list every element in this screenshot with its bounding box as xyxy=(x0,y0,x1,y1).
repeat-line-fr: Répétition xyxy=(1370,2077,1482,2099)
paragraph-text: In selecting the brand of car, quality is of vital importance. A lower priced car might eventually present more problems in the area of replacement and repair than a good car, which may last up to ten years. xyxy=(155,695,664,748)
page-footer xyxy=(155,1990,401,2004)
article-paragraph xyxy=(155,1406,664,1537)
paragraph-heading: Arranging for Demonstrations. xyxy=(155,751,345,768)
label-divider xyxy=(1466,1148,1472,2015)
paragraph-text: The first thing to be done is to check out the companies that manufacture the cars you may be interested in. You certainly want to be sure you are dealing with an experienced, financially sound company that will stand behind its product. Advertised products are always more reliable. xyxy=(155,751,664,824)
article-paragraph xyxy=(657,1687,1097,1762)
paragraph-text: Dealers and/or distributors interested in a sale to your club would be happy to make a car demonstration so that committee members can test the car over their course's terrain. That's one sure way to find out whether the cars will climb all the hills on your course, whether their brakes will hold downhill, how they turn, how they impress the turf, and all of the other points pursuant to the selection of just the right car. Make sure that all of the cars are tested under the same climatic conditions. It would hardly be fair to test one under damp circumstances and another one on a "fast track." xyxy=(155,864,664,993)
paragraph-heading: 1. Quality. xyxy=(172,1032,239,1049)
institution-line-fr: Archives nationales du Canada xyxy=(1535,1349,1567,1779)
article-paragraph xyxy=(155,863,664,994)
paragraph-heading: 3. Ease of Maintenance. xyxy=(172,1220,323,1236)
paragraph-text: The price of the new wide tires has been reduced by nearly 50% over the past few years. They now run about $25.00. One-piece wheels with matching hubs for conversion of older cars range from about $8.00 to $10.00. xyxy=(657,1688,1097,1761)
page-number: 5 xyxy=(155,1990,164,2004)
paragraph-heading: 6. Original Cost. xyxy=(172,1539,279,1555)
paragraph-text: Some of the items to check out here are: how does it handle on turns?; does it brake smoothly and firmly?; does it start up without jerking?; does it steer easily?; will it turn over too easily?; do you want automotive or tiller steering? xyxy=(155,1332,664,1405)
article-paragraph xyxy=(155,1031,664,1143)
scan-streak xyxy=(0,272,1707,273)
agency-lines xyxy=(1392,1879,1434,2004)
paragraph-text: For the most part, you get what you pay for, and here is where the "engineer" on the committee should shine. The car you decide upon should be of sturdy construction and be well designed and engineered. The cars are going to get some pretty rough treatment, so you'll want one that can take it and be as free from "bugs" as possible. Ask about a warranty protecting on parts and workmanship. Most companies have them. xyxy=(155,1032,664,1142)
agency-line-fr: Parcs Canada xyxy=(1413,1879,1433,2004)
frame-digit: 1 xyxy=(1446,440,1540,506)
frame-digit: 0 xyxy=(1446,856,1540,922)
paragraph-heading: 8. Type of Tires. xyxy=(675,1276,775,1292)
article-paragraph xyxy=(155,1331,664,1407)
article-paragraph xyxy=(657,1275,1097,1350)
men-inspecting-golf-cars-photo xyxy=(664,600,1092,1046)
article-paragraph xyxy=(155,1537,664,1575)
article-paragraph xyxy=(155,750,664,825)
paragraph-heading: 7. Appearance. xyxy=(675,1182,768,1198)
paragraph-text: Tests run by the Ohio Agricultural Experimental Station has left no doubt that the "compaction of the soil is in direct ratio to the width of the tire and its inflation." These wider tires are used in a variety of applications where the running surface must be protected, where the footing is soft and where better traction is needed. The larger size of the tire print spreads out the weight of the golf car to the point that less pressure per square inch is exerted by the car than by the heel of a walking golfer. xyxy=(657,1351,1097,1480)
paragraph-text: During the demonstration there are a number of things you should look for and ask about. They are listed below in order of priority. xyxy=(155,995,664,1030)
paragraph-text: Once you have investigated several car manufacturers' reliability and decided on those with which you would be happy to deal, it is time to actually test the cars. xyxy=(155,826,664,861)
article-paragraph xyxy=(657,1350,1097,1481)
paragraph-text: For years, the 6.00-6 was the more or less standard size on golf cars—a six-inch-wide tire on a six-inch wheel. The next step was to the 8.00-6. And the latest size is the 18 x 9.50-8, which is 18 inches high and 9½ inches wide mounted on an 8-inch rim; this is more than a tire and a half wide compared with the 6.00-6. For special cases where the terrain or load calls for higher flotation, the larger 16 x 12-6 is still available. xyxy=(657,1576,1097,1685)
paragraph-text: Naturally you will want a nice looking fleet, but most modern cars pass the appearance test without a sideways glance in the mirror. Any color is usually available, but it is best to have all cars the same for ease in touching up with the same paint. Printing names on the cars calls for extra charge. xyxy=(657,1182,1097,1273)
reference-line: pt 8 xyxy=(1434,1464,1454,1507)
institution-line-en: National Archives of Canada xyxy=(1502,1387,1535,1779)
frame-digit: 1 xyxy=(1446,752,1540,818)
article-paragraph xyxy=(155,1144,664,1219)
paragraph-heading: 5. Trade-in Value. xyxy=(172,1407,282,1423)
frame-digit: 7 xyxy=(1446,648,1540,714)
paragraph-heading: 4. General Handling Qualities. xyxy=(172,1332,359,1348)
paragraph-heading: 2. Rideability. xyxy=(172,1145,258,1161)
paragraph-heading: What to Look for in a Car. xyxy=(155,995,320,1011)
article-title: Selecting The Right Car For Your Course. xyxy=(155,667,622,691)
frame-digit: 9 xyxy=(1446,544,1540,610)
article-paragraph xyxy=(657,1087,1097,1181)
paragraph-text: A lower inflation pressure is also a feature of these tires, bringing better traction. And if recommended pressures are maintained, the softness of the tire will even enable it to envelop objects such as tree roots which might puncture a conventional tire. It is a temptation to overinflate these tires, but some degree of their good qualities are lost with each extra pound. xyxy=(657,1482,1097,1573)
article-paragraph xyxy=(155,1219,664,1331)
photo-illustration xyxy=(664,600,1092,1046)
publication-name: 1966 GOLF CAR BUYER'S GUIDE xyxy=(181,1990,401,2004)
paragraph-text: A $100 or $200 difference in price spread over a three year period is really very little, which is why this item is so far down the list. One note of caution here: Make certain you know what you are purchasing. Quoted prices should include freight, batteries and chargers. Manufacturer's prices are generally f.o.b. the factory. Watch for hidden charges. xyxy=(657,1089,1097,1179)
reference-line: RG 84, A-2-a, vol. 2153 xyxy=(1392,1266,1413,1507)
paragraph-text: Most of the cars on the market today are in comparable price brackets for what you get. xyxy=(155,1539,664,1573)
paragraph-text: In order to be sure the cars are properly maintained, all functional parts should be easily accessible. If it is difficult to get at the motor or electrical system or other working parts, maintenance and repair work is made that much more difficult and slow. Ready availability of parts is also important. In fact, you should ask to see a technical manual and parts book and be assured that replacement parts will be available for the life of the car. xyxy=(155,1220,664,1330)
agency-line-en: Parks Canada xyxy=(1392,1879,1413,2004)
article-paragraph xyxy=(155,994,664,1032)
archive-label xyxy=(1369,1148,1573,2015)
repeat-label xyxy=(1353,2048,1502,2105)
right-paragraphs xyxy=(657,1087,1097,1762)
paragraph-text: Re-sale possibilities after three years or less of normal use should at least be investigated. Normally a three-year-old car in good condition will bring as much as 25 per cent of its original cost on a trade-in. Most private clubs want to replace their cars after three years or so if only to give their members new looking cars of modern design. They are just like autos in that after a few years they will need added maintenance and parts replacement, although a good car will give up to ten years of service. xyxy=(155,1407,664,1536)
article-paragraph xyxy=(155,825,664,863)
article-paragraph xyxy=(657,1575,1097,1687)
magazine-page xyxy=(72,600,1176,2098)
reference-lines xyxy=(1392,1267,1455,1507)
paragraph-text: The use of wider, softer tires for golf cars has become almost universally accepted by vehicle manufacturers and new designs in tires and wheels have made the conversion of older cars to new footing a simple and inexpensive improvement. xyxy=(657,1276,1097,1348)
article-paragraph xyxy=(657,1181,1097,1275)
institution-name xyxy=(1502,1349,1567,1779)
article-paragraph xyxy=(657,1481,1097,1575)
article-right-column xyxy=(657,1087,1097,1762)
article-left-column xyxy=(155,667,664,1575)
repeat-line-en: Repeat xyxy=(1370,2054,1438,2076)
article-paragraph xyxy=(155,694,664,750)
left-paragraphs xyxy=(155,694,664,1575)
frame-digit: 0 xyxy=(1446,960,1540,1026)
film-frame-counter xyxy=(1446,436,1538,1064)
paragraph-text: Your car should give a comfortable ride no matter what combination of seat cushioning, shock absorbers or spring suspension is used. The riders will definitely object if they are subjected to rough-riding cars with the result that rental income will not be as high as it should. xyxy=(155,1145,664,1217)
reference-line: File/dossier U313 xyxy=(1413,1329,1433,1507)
☆ ☆ ☆ ☆ ☆
#### [Task description]
Please arrange the lines from the first one through the line containing "paragraph-heading: 6. Original", both included, as a JSON list of strings with one string per line and blank lines omitted.

#### [The solution]
[
  "list every element in this screenshot with its bounding box as xyxy=(x0,y0,x1,y1).",
  "repeat-line-fr: Répétition xyxy=(1370,2077,1482,2099)",
  "paragraph-text: In selecting the brand of car, quality is of vital importance. A lower priced car might eventually present more problems in the area of replacement and repair than a good car, which may last up to ten years. xyxy=(155,695,664,748)",
  "page-footer xyxy=(155,1990,401,2004)",
  "article-paragraph xyxy=(155,1406,664,1537)",
  "paragraph-heading: Arranging for Demonstrations. xyxy=(155,751,345,768)",
  "label-divider xyxy=(1466,1148,1472,2015)",
  "paragraph-text: The first thing to be done is to check out the companies that manufacture the cars you may be interested in. You certainly want to be sure you are dealing with an experienced, financially sound company that will stand behind its product. Advertised products are always more reliable. xyxy=(155,751,664,824)",
  "article-paragraph xyxy=(657,1687,1097,1762)",
  "paragraph-text: Dealers and/or distributors interested in a sale to your club would be happy to make a car demonstration so that committee members can test the car over their course's terrain. That's one sure way to find out whether the cars will climb all the hills on your course, whether their brakes will hold downhill, how they turn, how they impress the turf, and all of the other points pursuant to the selection of just the right car. Make sure that all of the cars are tested under the same climatic conditions. It would hardly be fair to test one under damp circumstances and another one on a \"fast track.\" xyxy=(155,864,664,993)",
  "paragraph-heading: 1. Quality. xyxy=(172,1032,239,1049)",
  "institution-line-fr: Archives nationales du Canada xyxy=(1535,1349,1567,1779)",
  "article-paragraph xyxy=(155,863,664,994)",
  "paragraph-heading: 3. Ease of Maintenance. xyxy=(172,1220,323,1236)",
  "paragraph-text: The price of the new wide tires has been reduced by nearly 50% over the past few years. They now run about $25.00. One-piece wheels with matching hubs for conversion of older cars range from about $8.00 to $10.00. xyxy=(657,1688,1097,1761)",
  "page-number: 5 xyxy=(155,1990,164,2004)",
  "paragraph-heading: 6. Original Cost. xyxy=(172,1539,279,1555)"
]